Task to carry out: The records that follow must be repeated verbatim, every one of them.

Recorded data:
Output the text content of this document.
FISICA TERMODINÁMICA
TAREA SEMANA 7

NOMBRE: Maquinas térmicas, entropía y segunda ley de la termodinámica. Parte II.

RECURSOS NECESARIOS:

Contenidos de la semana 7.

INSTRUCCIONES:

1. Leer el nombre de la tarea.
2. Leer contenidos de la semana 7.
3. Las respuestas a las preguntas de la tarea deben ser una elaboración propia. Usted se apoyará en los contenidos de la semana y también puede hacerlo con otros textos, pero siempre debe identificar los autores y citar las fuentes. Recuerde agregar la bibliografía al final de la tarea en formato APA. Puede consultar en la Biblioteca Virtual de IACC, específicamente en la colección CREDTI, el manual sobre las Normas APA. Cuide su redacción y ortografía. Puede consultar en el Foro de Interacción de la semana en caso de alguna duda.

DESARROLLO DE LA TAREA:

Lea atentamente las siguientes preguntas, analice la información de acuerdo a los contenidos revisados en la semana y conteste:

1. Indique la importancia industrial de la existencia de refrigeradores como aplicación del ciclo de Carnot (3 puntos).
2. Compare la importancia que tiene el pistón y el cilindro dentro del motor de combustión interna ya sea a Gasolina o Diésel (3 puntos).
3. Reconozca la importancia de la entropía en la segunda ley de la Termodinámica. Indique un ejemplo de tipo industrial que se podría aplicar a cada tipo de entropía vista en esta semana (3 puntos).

Completed exercise:
Output the text content of this document.
FISICA TERMODINÁMICA
TAREA SEMANA 7

NOMBRE: Maquinas térmicas, entropía y segunda ley de la termodinámica. Parte II.

RECURSOS NECESARIOS:

Contenidos de la semana 7.

INSTRUCCIONES:

1. Leer el nombre de la tarea.
2. Leer contenidos de la semana 7.
3. Las respuestas a las preguntas de la tarea deben ser una elaboración propia. Usted se apoyará en los contenidos de la semana y también puede hacerlo con otros textos, pero siempre debe identificar los autores y citar las fuentes. Recuerde agregar la bibliografía al final de la tarea en formato APA. Puede consultar en la Biblioteca Virtual de IACC, específicamente en la colección CREDTI, el manual sobre las Normas APA. Cuide su redacción y ortografía. Puede consultar en el Foro de Interacción de la semana en caso de alguna duda.

DESARROLLO DE LA TAREA:

Lea atentamente las siguientes preguntas, analice la información de acuerdo a los contenidos revisados en la semana y conteste:

1. Indique la importancia industrial de la existencia de refrigeradores como aplicación del ciclo de Carnot (3 puntos).
2. Compare la importancia que tiene el pistón y el cilindro dentro del motor de combustión interna ya sea a Gasolina o Diésel (3 puntos).
3. Reconozca la importancia de la entropía en la segunda ley de la Termodinámica. Indique un ejemplo de tipo industrial que se podría aplicar a cada tipo de entropía vista en esta semana (3 puntos).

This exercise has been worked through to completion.